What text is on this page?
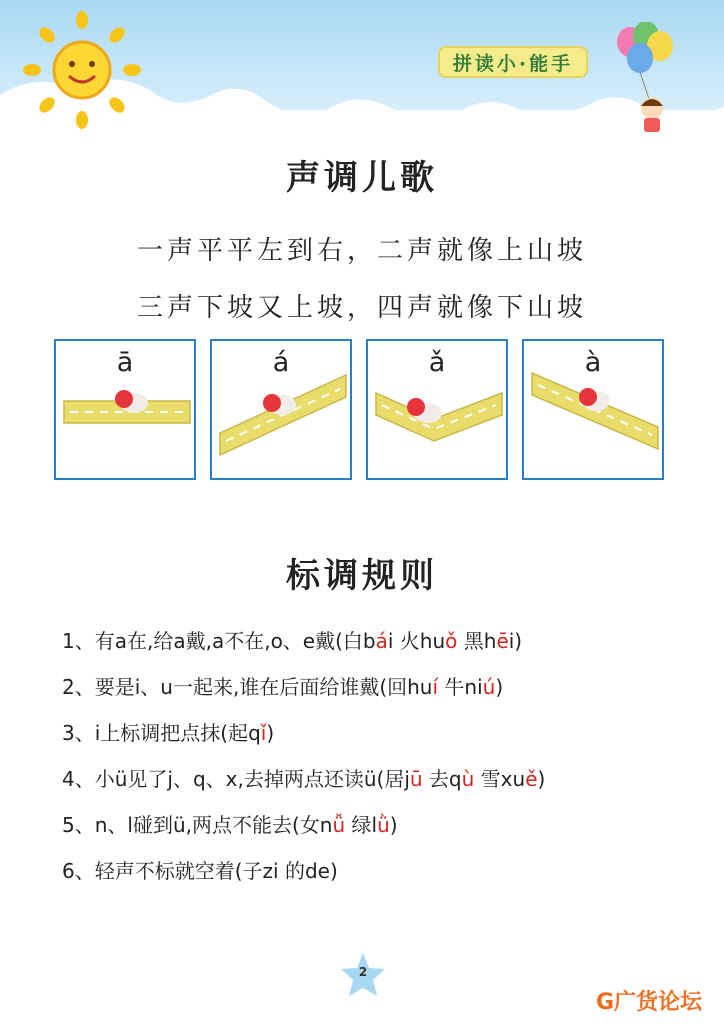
拼读小·能手
声调儿歌

一声平平左到右，二声就像上山坡

三声下坡又上坡，四声就像下山坡

ā	á	ǎ	à
标调规则
1、有a在,给a戴,a不在,o、e戴(白bái 火huǒ 黑hēi)
2、要是i、u一起来,谁在后面给谁戴(回huí 牛niú)
3、i上标调把点抹(起qǐ)
4、小ü见了j、q、x,去掉两点还读ü(居jū 去qù 雪xuě)
5、n、l碰到ü,两点不能去(女nǚ 绿lǜ)
6、轻声不标就空着(子zi 的de)
2
G广货论坛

• **What the task requires**: Above are the records; reproduce them exactly and leave out the pictures.

• **Final answer**:
What text is on this page?
拼读小·能手
声调儿歌

一声平平左到右，二声就像上山坡

三声下坡又上坡，四声就像下山坡

ā	á	ǎ	à
标调规则
1、有a在,给a戴,a不在,o、e戴(白bái 火huǒ 黑hēi)
2、要是i、u一起来,谁在后面给谁戴(回huí 牛niú)
3、i上标调把点抹(起qǐ)
4、小ü见了j、q、x,去掉两点还读ü(居jū 去qù 雪xuě)
5、n、l碰到ü,两点不能去(女nǚ 绿lǜ)
6、轻声不标就空着(子zi 的de)
2
G广货论坛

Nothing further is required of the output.